▸ Document extract

The Falltech Mk.603 Intercept/Jamming system is also installed. The latest in a series of highly effective ECM/ESM equipment, the 603 provides unparalleled support and jamming capabilities for the host warship. The new Mk.605S Intercept System is also carried, with a new array atop the forward Mack, which provides a powerful identifying and tracking Passive system for the Leviathan.

Sensors:
The principle surface and aerial detection system is the Falltech APAR-12D I-band LPI radar system. One set of four panels is mounted on the forward Mack, and provide continuous all-weather tracking and targeting of aerial and surface contacts. The system can simultaneously track and engage up to 684 independent contacts up to a range of 396 miles (where the horizon allows), and new software enhancements and ECM support provide excellent counter ability against targets deploying decoys.

▸ Supplied data
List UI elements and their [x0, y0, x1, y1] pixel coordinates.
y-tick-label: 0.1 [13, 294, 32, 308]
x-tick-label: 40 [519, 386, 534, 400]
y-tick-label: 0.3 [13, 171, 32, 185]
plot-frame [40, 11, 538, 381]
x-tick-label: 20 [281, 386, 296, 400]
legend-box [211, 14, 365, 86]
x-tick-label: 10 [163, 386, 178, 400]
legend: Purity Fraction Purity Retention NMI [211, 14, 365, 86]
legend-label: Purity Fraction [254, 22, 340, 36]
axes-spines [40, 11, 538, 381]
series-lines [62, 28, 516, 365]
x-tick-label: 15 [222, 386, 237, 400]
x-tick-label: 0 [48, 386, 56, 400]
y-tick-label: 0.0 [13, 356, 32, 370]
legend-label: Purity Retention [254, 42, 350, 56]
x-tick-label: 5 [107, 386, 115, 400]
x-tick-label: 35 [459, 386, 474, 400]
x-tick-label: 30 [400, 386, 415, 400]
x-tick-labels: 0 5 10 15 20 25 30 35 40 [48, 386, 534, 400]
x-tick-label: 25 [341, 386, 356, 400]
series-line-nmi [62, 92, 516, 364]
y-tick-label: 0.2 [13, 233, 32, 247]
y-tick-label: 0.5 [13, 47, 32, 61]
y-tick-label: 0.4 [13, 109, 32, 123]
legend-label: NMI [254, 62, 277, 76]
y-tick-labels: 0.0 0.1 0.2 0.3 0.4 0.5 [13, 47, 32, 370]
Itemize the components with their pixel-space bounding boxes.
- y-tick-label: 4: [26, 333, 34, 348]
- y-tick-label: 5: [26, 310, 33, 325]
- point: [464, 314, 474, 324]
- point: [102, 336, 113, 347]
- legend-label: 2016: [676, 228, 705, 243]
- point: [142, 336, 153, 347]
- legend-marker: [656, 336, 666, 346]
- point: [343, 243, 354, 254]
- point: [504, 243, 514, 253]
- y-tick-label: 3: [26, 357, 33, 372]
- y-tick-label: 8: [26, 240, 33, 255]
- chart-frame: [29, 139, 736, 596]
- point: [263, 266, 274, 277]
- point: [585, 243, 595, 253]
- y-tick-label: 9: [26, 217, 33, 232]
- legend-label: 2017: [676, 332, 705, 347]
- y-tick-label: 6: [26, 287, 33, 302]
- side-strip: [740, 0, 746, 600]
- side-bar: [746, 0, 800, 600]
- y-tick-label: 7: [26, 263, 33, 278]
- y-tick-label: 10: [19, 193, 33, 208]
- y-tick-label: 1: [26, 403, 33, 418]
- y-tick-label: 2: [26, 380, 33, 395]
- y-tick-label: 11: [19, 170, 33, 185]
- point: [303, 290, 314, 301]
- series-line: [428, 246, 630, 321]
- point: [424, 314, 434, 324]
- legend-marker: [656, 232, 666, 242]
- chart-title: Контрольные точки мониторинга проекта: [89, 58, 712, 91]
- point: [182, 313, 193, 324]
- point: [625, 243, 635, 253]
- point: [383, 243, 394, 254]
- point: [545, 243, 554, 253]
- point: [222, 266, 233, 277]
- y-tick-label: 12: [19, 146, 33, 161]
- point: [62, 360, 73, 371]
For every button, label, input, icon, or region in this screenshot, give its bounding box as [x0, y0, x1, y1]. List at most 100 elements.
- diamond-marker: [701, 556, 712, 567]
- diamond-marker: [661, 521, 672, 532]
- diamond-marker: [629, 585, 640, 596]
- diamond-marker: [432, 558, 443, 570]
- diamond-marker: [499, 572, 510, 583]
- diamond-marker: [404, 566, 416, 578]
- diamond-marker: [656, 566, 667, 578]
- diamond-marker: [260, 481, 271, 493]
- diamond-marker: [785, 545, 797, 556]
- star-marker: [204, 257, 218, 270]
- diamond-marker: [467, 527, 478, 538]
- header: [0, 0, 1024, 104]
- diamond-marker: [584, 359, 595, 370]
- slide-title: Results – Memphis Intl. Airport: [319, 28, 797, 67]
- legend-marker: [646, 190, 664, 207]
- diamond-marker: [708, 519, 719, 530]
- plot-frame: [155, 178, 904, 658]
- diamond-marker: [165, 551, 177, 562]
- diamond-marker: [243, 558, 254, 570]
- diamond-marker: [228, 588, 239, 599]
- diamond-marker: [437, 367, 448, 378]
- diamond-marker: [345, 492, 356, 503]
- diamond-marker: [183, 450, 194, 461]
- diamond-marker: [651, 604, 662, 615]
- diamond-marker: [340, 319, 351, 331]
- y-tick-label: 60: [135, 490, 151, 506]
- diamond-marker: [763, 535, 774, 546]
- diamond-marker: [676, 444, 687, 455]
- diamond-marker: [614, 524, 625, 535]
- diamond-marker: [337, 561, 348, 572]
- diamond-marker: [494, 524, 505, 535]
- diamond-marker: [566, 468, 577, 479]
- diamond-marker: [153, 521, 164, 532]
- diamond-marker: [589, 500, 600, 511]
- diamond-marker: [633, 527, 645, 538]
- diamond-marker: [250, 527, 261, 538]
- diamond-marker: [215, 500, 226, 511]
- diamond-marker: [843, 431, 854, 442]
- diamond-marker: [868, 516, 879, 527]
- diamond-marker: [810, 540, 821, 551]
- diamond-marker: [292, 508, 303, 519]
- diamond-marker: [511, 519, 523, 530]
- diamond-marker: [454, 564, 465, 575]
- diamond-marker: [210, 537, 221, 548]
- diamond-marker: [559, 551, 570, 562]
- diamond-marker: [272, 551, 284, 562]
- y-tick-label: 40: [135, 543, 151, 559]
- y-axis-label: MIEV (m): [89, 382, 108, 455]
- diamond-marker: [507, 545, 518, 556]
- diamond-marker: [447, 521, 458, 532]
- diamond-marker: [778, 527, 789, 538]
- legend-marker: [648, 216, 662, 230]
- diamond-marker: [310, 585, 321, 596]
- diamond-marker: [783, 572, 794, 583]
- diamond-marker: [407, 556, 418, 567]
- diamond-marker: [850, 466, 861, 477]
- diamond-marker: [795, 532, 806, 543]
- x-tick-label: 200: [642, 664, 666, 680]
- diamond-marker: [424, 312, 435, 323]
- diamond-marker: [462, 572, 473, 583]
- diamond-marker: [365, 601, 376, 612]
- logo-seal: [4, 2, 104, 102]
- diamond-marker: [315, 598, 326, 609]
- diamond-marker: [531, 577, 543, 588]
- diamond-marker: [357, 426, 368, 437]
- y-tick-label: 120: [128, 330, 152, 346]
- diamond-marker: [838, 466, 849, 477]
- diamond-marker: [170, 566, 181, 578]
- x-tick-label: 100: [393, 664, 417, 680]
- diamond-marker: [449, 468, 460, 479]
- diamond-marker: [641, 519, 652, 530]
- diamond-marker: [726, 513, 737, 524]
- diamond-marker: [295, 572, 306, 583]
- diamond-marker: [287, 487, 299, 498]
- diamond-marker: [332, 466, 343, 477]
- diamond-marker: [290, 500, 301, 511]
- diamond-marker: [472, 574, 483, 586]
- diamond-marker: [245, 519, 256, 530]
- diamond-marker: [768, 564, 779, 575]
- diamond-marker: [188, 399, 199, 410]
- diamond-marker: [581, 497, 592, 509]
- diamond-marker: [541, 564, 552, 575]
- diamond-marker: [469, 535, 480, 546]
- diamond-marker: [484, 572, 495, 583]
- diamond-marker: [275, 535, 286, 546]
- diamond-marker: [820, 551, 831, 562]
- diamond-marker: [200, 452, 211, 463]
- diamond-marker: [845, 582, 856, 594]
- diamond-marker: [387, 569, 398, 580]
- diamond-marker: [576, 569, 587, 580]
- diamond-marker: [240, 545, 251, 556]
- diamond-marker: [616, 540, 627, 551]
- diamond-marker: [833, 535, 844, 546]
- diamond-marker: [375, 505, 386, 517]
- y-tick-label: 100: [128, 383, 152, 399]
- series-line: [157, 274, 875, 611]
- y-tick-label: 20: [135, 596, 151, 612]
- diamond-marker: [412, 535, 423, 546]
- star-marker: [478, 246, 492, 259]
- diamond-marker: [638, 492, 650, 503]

▸ What to work on
**A)** According to the warship systems excerpt, how many independent contacts can the APAR-12D radar track and engage at the same time?
**B)** Rewrite the paragraph of the warship systems excerpt that begins "The principle surface and aerial detection system" as a short bulleted list, keeping its main facts.
**C)** From the warship systems excerpt, reproduce the text starting at "The Falltech Mk.603" and ending at "for the Leviathan.".
The records aren't needed for anything here.

▸ Written responses
**A)** Up to 684.

**B)**
- Main surface and aerial detection: Falltech APAR-12D I-band LPI radar
- One set of four panels on the forward Mack
- Continuous all-weather tracking and targeting of aerial and surface contacts
- Tracks and engages up to 684 independent contacts at once, out to 396 miles where the horizon allows
- New software enhancements and ECM support give excellent counter ability against targets deploying decoys

**C)**
The Falltech Mk.603 Intercept/Jamming system is also installed. The latest in a series of highly effective ECM/ESM equipment, the 603 provides unparalleled support and jamming capabilities for the host warship. The new Mk.605S Intercept System is also carried, with a new array atop the forward Mack, which provides a powerful identifying and tracking Passive system for the Leviathan.